*** Document segment Section Begins ***

Politically, Joker contains clear critiques of economic inequality and the erosion of social support. The film’s Brooklyn-like setting is riddled with garbage strikes, cuts to public services and a wealthy elite figure who embodies callousness toward the poor. Those elements align more readily with a leftist or Marxist reading than with an endorsement of right-wing violence. The protest scenes deliberately blur political identities, suggesting that anger, not a simple partisan message, drives unrest. The film questions systems and power more than it recruits followers for violent ideology.
Racism
Some commentators argued the film traffics in racist tropes by staging violent encounters with people of color or by reshaping historical events. One critique compared scenes to instances like the Central Park Five or Bernhard Goetz, asserting the film whitewashes or substitutes racial dynamics. Those readings, however, often impose an external narrative onto what the film actually shows.
Joker’s scenes of assault are contextualized as class-based abuse: Arthur is attacked by men linked to the wealthy or to institutions that mistreat him. The film does not present criminality as a racialized property of people of color. In fact, its notable minor characters—Arthur’s social worker, his neighbor, several hospital staff—are people of color who interact with him as empathetic, complex humans. The film’s social critique treats exploitation and suffering as broadly shared across racial lines, while implicitly acknowledging that racial divisions have historically been used to prevent solidarity. This approach frames racism as one factor within a larger class struggle, not the central pivot of Joker’s narrative.
Boring or Bad?

*** Document segment Section Ends ***
*** Data provided Section Begins ***

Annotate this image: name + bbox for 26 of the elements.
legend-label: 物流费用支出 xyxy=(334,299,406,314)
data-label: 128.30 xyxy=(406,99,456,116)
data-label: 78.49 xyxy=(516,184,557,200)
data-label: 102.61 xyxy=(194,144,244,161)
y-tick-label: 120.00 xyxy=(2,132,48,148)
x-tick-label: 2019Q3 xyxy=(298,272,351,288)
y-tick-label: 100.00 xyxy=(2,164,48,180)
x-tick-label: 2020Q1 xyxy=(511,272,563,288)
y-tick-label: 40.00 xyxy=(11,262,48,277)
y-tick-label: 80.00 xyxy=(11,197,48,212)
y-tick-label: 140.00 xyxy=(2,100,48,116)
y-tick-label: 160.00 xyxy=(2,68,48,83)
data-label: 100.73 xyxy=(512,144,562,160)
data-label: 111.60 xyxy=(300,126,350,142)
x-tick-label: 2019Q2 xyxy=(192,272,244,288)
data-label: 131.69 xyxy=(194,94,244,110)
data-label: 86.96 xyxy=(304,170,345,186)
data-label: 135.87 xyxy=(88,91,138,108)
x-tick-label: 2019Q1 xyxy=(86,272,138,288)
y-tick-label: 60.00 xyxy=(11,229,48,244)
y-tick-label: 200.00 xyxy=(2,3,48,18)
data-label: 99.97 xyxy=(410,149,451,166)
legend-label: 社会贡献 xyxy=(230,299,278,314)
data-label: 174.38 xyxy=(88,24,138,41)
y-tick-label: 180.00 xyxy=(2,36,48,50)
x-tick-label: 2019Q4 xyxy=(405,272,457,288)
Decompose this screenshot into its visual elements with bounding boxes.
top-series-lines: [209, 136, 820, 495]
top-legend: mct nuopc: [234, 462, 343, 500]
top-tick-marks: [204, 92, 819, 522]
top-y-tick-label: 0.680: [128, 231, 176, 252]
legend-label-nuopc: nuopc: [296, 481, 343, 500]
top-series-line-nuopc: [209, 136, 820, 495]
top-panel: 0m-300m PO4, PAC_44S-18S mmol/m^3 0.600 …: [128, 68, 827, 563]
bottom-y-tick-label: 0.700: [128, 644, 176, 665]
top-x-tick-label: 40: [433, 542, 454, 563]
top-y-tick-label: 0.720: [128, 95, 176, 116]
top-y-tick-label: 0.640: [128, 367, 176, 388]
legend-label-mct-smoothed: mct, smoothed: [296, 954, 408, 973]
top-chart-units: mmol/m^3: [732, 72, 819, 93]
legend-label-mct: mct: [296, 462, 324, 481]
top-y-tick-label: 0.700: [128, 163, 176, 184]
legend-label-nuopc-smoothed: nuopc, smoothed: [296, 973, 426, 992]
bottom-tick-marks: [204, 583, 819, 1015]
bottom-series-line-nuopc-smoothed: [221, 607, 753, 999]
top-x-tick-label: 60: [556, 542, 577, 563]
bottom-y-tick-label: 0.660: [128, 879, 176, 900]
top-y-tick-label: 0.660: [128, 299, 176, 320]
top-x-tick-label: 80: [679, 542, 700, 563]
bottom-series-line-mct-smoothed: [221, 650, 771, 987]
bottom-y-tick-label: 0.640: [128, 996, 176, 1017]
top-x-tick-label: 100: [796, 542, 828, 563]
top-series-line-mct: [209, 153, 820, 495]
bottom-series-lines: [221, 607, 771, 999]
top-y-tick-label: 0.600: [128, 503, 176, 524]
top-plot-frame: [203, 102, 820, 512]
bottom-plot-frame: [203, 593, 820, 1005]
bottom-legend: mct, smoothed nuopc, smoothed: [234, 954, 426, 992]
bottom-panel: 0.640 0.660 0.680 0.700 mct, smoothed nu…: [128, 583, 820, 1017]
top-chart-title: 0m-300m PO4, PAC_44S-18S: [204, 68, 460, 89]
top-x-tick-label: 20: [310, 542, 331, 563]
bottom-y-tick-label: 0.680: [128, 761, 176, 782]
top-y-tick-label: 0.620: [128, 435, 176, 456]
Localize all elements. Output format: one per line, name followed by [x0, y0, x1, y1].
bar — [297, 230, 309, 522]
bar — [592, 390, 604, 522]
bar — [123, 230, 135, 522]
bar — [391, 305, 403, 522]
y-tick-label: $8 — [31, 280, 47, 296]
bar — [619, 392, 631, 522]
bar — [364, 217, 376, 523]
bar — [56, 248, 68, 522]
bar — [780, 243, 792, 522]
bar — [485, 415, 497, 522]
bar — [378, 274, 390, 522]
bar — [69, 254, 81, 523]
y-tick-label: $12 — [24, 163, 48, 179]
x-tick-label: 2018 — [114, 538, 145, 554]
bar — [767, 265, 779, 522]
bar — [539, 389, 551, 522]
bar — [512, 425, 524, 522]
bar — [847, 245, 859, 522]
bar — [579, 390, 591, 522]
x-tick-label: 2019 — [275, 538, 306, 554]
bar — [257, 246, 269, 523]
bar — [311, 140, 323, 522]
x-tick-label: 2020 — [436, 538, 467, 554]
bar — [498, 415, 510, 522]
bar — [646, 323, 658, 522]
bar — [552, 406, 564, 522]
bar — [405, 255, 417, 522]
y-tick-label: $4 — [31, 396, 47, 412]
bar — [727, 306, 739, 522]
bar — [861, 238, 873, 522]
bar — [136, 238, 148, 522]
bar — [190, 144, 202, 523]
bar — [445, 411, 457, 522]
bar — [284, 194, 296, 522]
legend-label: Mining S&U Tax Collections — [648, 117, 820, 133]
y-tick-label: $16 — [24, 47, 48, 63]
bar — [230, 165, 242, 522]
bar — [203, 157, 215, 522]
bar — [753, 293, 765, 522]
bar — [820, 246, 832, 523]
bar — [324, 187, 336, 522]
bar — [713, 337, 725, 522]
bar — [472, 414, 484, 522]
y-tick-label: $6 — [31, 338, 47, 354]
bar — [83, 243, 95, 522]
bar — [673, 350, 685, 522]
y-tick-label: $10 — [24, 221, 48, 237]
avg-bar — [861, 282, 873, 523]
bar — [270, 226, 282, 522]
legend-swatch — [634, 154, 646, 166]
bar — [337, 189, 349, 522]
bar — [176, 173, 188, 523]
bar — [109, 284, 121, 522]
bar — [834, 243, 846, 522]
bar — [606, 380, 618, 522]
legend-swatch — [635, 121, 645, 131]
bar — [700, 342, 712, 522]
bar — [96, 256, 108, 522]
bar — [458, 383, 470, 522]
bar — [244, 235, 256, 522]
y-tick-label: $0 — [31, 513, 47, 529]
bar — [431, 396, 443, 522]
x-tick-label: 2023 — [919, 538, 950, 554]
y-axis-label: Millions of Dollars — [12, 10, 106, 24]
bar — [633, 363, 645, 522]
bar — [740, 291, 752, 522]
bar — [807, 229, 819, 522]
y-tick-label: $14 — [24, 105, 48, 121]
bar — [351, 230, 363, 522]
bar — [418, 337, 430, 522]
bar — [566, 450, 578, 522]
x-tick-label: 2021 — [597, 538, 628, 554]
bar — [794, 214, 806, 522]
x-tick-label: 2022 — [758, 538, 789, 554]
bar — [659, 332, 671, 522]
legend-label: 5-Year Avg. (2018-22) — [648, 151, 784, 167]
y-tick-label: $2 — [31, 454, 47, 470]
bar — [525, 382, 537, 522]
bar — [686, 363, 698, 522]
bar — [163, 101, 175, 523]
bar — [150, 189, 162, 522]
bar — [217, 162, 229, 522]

*** Data provided Section Ends ***

Work item A:
Translate this sentence from the Joker film analysis into Spanish: "The film does not present criminality as a racialized property of people of color."
Work item B:
Resume the Joker film analysis after its last line, the heading "Boring or Bad?"
The records play no role in this work.

Answer section A:
La película no presenta la criminalidad como una propiedad racializada de las personas de color.

Answer section B:
“The experience of sitting through it is highly unpleasant… claustrophobia and boredom.” — Dana Stevens
“To be worth arguing about, a movie must first of all be interesting…” — A.O. Scott
“This was one of the most middling films I have ever seen… I just graded it higher due to how great Phoenix is.” — Felix Biederman
Some reviewers labeled Joker boring, empty or merely a product. Those responses often reflect unmet expectations—viewers anticipating a conventional comic-book movie or a straightforward manifesto. But the film deliberately avoids those conventions: its cinematography frequently confines the frame to convey Arthur’s isolation, while wider compositions in the third act open into social chaos. Costume and color choices map emotional states, and the score amplifies Arthur’s inner dissonance. These are deliberate artistic decisions, not accidental inefficiencies.
Calling the film “middling” without examining what specifically misses the mark—pacing, structure, character development, thematic clarity—does a disservice to nuanced criticism. Many elements are openly crafted: Phoenix’s performance, the production design, the tonal choices. Whether those choices cohere into a masterpiece is a fair debate, but blanket dismissals that ignore these crafted components are incomplete.
Ultimately, Joker’s greatest achievement may be that it sparks conversation. Films that avoid risk often elicit safe consensus; Joker provokes disagreement, moral anxiety and deep interpretation. That the film resists tidy categorization—political, moral, cinematic—means it will be contested. Whether you see it as dangerous, brilliant, flawed or overstated, Joker has reopened discussions about mental illness, inequality, media responsibility and the consequences of social neglect. Those conversations are valuable, even when they are uncomfortable.